[Extracted records]
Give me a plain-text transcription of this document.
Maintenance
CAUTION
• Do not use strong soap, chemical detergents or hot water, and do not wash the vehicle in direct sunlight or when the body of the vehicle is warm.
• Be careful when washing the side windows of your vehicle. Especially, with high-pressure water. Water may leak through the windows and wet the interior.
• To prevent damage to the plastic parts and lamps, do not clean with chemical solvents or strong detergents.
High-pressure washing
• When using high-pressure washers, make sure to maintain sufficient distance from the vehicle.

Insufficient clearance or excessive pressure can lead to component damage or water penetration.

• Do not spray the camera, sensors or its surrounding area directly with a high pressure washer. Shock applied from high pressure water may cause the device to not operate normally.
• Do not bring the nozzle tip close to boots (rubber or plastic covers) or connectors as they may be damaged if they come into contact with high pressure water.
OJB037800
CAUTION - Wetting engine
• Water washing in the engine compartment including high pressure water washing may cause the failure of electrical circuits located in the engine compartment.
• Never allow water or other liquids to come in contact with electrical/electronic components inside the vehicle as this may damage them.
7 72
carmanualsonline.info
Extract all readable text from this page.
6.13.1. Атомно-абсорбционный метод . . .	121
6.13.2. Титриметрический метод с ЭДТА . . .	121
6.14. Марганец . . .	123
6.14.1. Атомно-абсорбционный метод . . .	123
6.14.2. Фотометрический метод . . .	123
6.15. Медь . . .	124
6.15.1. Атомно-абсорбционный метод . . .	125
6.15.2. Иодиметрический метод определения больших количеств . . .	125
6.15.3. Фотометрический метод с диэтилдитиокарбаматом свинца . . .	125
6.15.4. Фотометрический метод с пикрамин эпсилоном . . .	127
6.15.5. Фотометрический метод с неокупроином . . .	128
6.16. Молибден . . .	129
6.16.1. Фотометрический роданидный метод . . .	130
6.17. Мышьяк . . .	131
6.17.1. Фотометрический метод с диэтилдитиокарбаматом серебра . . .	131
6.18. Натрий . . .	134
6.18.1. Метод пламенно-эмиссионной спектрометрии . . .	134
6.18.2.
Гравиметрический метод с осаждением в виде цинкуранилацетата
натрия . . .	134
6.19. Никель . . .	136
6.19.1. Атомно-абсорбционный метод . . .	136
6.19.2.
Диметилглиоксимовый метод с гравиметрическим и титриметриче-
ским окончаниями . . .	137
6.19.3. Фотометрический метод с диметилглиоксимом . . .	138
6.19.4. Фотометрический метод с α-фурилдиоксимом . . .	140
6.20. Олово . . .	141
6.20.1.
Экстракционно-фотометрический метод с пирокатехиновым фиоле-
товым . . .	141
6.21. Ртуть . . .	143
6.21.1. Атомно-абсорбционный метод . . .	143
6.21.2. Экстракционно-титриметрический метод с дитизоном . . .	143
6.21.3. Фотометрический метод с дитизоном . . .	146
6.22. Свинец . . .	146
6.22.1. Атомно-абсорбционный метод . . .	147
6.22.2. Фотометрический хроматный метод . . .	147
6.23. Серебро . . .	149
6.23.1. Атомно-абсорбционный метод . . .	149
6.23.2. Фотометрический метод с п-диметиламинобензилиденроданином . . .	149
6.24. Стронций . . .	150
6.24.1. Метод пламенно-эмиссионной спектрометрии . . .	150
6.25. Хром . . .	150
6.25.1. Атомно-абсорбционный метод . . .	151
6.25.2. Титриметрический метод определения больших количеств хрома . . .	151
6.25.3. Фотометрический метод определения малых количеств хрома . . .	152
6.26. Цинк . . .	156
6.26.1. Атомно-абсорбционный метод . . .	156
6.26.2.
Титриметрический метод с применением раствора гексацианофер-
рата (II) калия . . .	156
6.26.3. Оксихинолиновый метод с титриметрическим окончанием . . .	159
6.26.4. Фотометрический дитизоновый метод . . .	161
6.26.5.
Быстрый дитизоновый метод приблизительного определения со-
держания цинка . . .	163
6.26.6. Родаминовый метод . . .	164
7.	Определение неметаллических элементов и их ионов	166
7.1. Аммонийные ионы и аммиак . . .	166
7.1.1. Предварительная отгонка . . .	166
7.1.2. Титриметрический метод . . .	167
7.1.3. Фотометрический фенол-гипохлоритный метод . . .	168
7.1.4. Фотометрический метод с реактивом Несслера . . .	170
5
--
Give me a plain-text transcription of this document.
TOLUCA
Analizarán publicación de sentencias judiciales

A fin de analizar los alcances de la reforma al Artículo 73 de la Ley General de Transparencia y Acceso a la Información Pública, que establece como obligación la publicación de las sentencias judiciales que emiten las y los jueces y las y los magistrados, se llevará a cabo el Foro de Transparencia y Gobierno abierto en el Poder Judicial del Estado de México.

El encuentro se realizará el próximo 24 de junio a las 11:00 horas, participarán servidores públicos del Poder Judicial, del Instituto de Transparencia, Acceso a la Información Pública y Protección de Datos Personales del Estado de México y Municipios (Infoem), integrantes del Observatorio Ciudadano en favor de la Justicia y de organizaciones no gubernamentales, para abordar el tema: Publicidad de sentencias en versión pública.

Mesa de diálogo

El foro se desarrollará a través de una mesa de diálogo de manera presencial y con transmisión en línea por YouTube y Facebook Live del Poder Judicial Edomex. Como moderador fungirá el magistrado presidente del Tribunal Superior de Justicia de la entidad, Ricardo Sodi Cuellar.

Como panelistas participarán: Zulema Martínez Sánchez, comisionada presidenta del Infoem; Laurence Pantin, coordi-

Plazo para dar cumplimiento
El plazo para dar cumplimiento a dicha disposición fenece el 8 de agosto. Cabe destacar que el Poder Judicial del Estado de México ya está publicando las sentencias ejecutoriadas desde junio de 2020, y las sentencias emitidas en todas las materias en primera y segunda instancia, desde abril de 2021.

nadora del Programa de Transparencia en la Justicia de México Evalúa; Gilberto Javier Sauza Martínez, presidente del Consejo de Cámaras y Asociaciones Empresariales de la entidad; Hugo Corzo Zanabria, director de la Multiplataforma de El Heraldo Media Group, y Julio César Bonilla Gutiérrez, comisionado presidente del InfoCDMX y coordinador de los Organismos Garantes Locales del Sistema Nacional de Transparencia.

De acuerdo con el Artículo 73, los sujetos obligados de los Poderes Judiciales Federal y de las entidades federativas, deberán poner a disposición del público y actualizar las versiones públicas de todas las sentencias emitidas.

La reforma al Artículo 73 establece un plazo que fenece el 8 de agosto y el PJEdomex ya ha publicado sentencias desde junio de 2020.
...
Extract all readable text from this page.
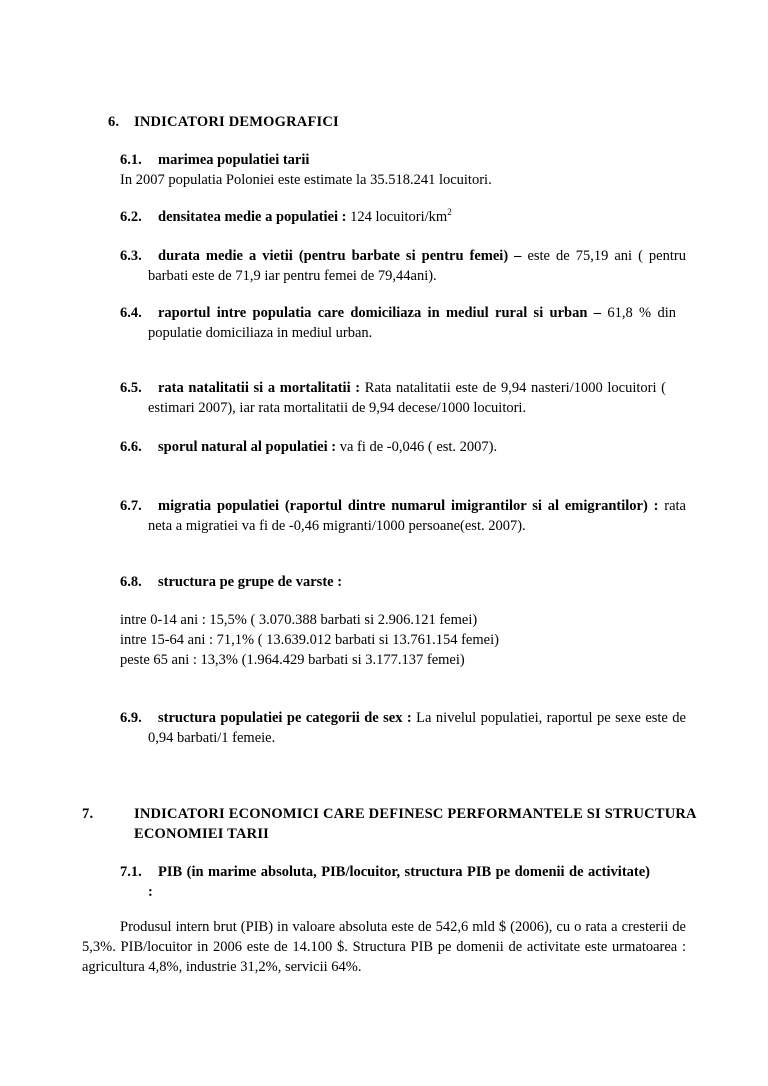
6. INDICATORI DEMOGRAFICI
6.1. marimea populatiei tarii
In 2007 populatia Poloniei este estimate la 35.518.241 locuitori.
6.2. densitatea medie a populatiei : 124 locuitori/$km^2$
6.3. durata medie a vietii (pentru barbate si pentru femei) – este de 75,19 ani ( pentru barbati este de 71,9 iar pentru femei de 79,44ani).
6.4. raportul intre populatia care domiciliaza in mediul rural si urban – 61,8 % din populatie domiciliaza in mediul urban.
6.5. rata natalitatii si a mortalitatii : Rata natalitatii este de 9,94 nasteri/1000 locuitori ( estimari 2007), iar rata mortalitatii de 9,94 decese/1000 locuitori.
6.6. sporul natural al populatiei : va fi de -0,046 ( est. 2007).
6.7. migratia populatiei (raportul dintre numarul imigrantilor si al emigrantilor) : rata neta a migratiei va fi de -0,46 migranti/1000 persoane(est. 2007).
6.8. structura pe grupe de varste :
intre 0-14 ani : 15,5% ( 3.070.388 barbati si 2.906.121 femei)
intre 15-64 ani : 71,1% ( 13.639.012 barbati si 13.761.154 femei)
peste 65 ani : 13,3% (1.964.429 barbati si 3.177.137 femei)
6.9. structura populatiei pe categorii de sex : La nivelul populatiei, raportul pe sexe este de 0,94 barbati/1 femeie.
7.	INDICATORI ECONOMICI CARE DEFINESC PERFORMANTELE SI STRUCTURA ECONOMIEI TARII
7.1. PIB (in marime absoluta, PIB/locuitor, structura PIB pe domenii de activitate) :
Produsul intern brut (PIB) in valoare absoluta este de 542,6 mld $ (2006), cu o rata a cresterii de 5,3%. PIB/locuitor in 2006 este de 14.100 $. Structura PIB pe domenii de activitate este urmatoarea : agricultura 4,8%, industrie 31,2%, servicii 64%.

**WHAT NEEDS TO BE DONE:** Return each line with "electrical".

**THE SOLUTION:**
• Water washing in the engine compartment including high pressure water washing may cause the failure of electrical circuits located in the engine compartment.
• Never allow water or other liquids to come in contact with electrical/electronic components inside the vehicle as this may damage them.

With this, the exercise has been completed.